The last twenty years have witnessed a transformation in the development of market mechanisms for supplying electric power. Applied mathematics continues to make major contributions in both understanding and implementing these market mechanisms. This article presents a personal perspective on the role of applied mathematics in this area, as well as a selected set of contributions and promising directions.

Studying market mechanisms for electricity is simplified by its being a single commodity, but complicated by features that make standard economic models difficult to apply. To begin, electricity is not easily storable, and the flow of power over a transmission network must satisfy certain laws of physics. The optimal power flow problem of meeting active and reactive power requirements at least cost is formulated with complex variables and is highly nonlinear. Scheduling power dispatch of large generation units must also satisfy unit-commitment constraints that involve costs and delays for starting turbines or ramping them up or down. All these features lead engineers toward system optimization problems of some complexity that, in their most general form, are not convex. Nevertheless, powerful optimization techniques (e.g., mixed integer programming for capacity expansion and unit commitment [8], or semi-definite programming relaxations for optimal power flow [10]) have been developed to attack these problems.

Electricity market mechanisms attempt to replace such system optimizations by individual optimizations. The goal of the market designer is to recover the system optimal solution, but to do so by providing incentives rather than control. The incentives are intended to produce an optimal supply of power in the short run (from the cheapest plants), as well as to provide sufficient profits to cover the long-run costs of generation, including the construction of new generating plants when and where needed. Ideally, incentives would give a system optimal solution in both the short and the long run, but this is not typically possible. If the underlying short-run system optimization problem is not convex, for example, some approximation is needed to make it so and thus allow its decomposition into agent problems.

Even when the system optimization problem is convex, if generators can act as price setters in these markets, the exercise of their market power often leads to Nash equilibrium solutions that incur losses of overall welfare. In other words, acting in their own self-interest, generators seek to withhold generation so as to increase prices above competitive levels; this leads to an equilibrium at which no generators are willing  to unilaterally alter their generation levels. Although the result is increased profits for generators, the losses to consumers often exceed this gain. Many papers in the applied mathematics literature deal with this phenomenon not only in electricity, but also in telecommunications, road traffic, supply chains, and other applications.

Most practical questions about market power in electricity markets are asked ex ante. Market designers prefer to model a market mechanism before testing it in the real world, when real money is at stake. Different mechanisms produce different overall efficiencies, but also different transfers of wealth between agents.

::::::::::

**WHAT TO WORK ON**
- a) Reproduce the passage of the electricity markets text between "Most practical questions" and "wealth between agents.", inclusive.
- b) Summarize the electricity markets text in two sentences.
The records have no connection to the text about electricity markets.

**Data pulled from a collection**

::::::::::

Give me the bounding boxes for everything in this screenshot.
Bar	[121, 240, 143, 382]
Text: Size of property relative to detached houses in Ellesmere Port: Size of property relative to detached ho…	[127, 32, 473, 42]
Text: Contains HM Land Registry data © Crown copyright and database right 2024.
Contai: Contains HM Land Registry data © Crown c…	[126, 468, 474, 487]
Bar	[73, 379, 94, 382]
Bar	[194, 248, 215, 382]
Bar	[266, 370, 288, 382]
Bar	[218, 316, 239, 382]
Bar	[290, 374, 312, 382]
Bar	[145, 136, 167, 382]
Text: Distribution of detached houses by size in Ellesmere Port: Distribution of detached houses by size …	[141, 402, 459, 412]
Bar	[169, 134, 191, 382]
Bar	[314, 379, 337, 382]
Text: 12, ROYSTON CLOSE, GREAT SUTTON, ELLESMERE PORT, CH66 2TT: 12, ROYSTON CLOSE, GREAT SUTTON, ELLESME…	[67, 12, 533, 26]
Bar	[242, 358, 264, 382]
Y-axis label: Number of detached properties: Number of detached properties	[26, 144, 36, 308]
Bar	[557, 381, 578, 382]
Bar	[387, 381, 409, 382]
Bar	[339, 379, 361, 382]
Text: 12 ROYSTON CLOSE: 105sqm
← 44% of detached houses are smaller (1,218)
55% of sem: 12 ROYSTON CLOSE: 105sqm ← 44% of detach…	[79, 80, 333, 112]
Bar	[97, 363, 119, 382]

::::::::::

**THE ANSWERS**
- a)
Most practical questions about market power in electricity markets are asked ex ante. Market designers prefer to model a market mechanism before testing it in the real world, when real money is at stake. Different mechanisms produce different overall efficiencies, but also different transfers of wealth between agents.

- b) Electricity market mechanisms try to replace complex, generally nonconvex system optimization of power supply with individual optimizations driven by incentives. When generators can set prices, their market power often produces Nash equilibria where withheld generation pushes prices above competitive levels and consumers' losses often exceed generators' gains.